>>>

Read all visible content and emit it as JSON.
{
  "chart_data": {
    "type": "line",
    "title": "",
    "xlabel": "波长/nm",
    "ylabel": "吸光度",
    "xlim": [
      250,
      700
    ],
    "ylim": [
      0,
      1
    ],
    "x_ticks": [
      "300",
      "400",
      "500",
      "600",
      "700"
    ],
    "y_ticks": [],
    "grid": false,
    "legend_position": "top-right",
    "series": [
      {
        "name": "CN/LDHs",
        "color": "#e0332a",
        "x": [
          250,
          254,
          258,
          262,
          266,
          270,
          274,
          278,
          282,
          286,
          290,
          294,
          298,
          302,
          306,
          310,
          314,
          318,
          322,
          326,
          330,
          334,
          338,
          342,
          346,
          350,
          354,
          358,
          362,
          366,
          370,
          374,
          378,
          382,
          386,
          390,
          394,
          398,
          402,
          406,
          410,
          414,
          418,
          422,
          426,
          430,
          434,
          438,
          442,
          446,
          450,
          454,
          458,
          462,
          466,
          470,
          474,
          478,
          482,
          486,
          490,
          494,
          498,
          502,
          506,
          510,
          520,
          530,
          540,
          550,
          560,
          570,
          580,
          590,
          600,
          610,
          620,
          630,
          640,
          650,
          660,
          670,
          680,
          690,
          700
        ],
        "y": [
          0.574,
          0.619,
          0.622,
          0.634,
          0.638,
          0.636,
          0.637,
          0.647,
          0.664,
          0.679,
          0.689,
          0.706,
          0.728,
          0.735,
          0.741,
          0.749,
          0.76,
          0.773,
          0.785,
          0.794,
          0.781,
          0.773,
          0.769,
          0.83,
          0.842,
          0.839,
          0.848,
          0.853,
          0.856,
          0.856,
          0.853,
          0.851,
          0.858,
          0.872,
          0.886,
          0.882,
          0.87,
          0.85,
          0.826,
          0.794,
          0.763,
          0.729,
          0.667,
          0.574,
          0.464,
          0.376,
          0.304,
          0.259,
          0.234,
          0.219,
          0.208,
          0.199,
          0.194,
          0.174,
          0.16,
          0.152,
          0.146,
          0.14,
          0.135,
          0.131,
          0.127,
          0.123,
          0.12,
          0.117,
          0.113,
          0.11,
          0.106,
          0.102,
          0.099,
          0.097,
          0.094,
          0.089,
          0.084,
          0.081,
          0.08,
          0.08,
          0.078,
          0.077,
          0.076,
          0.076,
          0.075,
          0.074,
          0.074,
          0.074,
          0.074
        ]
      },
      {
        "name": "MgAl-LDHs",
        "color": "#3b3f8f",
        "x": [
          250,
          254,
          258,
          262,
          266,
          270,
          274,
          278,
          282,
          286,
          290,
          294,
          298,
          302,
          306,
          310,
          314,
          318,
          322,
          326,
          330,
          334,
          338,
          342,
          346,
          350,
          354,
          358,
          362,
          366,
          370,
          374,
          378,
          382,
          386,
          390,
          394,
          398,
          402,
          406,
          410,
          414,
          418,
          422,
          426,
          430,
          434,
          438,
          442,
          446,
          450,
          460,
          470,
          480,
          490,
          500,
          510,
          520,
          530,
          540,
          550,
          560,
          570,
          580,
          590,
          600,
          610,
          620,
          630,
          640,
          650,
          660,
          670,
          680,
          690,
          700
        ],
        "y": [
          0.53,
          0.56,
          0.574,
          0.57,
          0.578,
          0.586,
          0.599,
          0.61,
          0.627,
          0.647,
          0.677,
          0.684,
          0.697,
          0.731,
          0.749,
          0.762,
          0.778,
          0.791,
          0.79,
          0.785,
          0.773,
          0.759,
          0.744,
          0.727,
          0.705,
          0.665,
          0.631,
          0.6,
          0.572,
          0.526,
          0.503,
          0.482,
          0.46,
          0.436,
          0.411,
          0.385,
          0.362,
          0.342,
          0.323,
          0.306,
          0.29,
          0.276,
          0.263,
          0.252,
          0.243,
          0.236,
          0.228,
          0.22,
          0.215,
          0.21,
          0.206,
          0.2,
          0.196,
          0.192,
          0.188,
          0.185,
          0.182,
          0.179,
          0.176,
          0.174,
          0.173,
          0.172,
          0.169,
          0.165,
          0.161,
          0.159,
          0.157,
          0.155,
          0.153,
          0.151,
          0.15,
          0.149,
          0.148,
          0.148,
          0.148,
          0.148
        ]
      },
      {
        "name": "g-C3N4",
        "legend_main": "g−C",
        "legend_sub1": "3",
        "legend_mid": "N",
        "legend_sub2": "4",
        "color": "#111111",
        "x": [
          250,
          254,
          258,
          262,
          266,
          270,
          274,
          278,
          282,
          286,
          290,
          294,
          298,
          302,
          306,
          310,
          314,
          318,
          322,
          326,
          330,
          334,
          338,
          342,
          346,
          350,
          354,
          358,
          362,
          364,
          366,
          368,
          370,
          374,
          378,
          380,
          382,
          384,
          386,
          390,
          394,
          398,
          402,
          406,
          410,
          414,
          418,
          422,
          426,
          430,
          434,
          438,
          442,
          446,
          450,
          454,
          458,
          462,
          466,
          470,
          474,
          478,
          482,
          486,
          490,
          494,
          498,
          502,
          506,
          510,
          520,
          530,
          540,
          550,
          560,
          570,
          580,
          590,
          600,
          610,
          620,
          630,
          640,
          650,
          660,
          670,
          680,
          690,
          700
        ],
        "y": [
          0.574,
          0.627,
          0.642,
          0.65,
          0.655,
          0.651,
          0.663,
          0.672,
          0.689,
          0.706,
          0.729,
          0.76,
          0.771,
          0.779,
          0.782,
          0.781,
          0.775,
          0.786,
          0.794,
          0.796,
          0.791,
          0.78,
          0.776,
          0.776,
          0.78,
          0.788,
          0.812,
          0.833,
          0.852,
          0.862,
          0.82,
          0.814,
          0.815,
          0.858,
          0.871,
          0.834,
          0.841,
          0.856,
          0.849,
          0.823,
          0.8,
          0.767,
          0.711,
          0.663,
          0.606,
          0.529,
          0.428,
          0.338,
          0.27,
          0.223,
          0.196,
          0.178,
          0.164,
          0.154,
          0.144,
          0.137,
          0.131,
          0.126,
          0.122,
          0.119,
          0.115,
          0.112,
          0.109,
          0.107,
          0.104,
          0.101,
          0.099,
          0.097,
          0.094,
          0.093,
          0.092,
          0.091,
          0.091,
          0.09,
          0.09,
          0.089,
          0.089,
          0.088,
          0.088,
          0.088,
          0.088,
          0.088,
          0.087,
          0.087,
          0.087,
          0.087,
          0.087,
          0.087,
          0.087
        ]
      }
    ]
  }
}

<<<

◆ **Set task**
Return all of the above records exactly, leaving no line out.

◆ **Finished task**
Read all visible content and emit it as JSON.
{
  "chart_data": {
    "type": "line",
    "title": "",
    "xlabel": "波长/nm",
    "ylabel": "吸光度",
    "xlim": [
      250,
      700
    ],
    "ylim": [
      0,
      1
    ],
    "x_ticks": [
      "300",
      "400",
      "500",
      "600",
      "700"
    ],
    "y_ticks": [],
    "grid": false,
    "legend_position": "top-right",
    "series": [
      {
        "name": "CN/LDHs",
        "color": "#e0332a",
        "x": [
          250,
          254,
          258,
          262,
          266,
          270,
          274,
          278,
          282,
          286,
          290,
          294,
          298,
          302,
          306,
          310,
          314,
          318,
          322,
          326,
          330,
          334,
          338,
          342,
          346,
          350,
          354,
          358,
          362,
          366,
          370,
          374,
          378,
          382,
          386,
          390,
          394,
          398,
          402,
          406,
          410,
          414,
          418,
          422,
          426,
          430,
          434,
          438,
          442,
          446,
          450,
          454,
          458,
          462,
          466,
          470,
          474,
          478,
          482,
          486,
          490,
          494,
          498,
          502,
          506,
          510,
          520,
          530,
          540,
          550,
          560,
          570,
          580,
          590,
          600,
          610,
          620,
          630,
          640,
          650,
          660,
          670,
          680,
          690,
          700
        ],
        "y": [
          0.574,
          0.619,
          0.622,
          0.634,
          0.638,
          0.636,
          0.637,
          0.647,
          0.664,
          0.679,
          0.689,
          0.706,
          0.728,
          0.735,
          0.741,
          0.749,
          0.76,
          0.773,
          0.785,
          0.794,
          0.781,
          0.773,
          0.769,
          0.83,
          0.842,
          0.839,
          0.848,
          0.853,
          0.856,
          0.856,
          0.853,
          0.851,
          0.858,
          0.872,
          0.886,
          0.882,
          0.87,
          0.85,
          0.826,
          0.794,
          0.763,
          0.729,
          0.667,
          0.574,
          0.464,
          0.376,
          0.304,
          0.259,
          0.234,
          0.219,
          0.208,
          0.199,
          0.194,
          0.174,
          0.16,
          0.152,
          0.146,
          0.14,
          0.135,
          0.131,
          0.127,
          0.123,
          0.12,
          0.117,
          0.113,
          0.11,
          0.106,
          0.102,
          0.099,
          0.097,
          0.094,
          0.089,
          0.084,
          0.081,
          0.08,
          0.08,
          0.078,
          0.077,
          0.076,
          0.076,
          0.075,
          0.074,
          0.074,
          0.074,
          0.074
        ]
      },
      {
        "name": "MgAl-LDHs",
        "color": "#3b3f8f",
        "x": [
          250,
          254,
          258,
          262,
          266,
          270,
          274,
          278,
          282,
          286,
          290,
          294,
          298,
          302,
          306,
          310,
          314,
          318,
          322,
          326,
          330,
          334,
          338,
          342,
          346,
          350,
          354,
          358,
          362,
          366,
          370,
          374,
          378,
          382,
          386,
          390,
          394,
          398,
          402,
          406,
          410,
          414,
          418,
          422,
          426,
          430,
          434,
          438,
          442,
          446,
          450,
          460,
          470,
          480,
          490,
          500,
          510,
          520,
          530,
          540,
          550,
          560,
          570,
          580,
          590,
          600,
          610,
          620,
          630,
          640,
          650,
          660,
          670,
          680,
          690,
          700
        ],
        "y": [
          0.53,
          0.56,
          0.574,
          0.57,
          0.578,
          0.586,
          0.599,
          0.61,
          0.627,
          0.647,
          0.677,
          0.684,
          0.697,
          0.731,
          0.749,
          0.762,
          0.778,
          0.791,
          0.79,
          0.785,
          0.773,
          0.759,
          0.744,
          0.727,
          0.705,
          0.665,
          0.631,
          0.6,
          0.572,
          0.526,
          0.503,
          0.482,
          0.46,
          0.436,
          0.411,
          0.385,
          0.362,
          0.342,
          0.323,
          0.306,
          0.29,
          0.276,
          0.263,
          0.252,
          0.243,
          0.236,
          0.228,
          0.22,
          0.215,
          0.21,
          0.206,
          0.2,
          0.196,
          0.192,
          0.188,
          0.185,
          0.182,
          0.179,
          0.176,
          0.174,
          0.173,
          0.172,
          0.169,
          0.165,
          0.161,
          0.159,
          0.157,
          0.155,
          0.153,
          0.151,
          0.15,
          0.149,
          0.148,
          0.148,
          0.148,
          0.148
        ]
      },
      {
        "name": "g-C3N4",
        "legend_main": "g−C",
        "legend_sub1": "3",
        "legend_mid": "N",
        "legend_sub2": "4",
        "color": "#111111",
        "x": [
          250,
          254,
          258,
          262,
          266,
          270,
          274,
          278,
          282,
          286,
          290,
          294,
          298,
          302,
          306,
          310,
          314,
          318,
          322,
          326,
          330,
          334,
          338,
          342,
          346,
          350,
          354,
          358,
          362,
          364,
          366,
          368,
          370,
          374,
          378,
          380,
          382,
          384,
          386,
          390,
          394,
          398,
          402,
          406,
          410,
          414,
          418,
          422,
          426,
          430,
          434,
          438,
          442,
          446,
          450,
          454,
          458,
          462,
          466,
          470,
          474,
          478,
          482,
          486,
          490,
          494,
          498,
          502,
          506,
          510,
          520,
          530,
          540,
          550,
          560,
          570,
          580,
          590,
          600,
          610,
          620,
          630,
          640,
          650,
          660,
          670,
          680,
          690,
          700
        ],
        "y": [
          0.574,
          0.627,
          0.642,
          0.65,
          0.655,
          0.651,
          0.663,
          0.672,
          0.689,
          0.706,
          0.729,
          0.76,
          0.771,
          0.779,
          0.782,
          0.781,
          0.775,
          0.786,
          0.794,
          0.796,
          0.791,
          0.78,
          0.776,
          0.776,
          0.78,
          0.788,
          0.812,
          0.833,
          0.852,
          0.862,
          0.82,
          0.814,
          0.815,
          0.858,
          0.871,
          0.834,
          0.841,
          0.856,
          0.849,
          0.823,
          0.8,
          0.767,
          0.711,
          0.663,
          0.606,
          0.529,
          0.428,
          0.338,
          0.27,
          0.223,
          0.196,
          0.178,
          0.164,
          0.154,
          0.144,
          0.137,
          0.131,
          0.126,
          0.122,
          0.119,
          0.115,
          0.112,
          0.109,
          0.107,
          0.104,
          0.101,
          0.099,
          0.097,
          0.094,
          0.093,
          0.092,
          0.091,
          0.091,
          0.09,
          0.09,
          0.089,
          0.089,
          0.088,
          0.088,
          0.088,
          0.088,
          0.088,
          0.087,
          0.087,
          0.087,
          0.087,
          0.087,
          0.087,
          0.087
        ]
      }
    ]
  }
}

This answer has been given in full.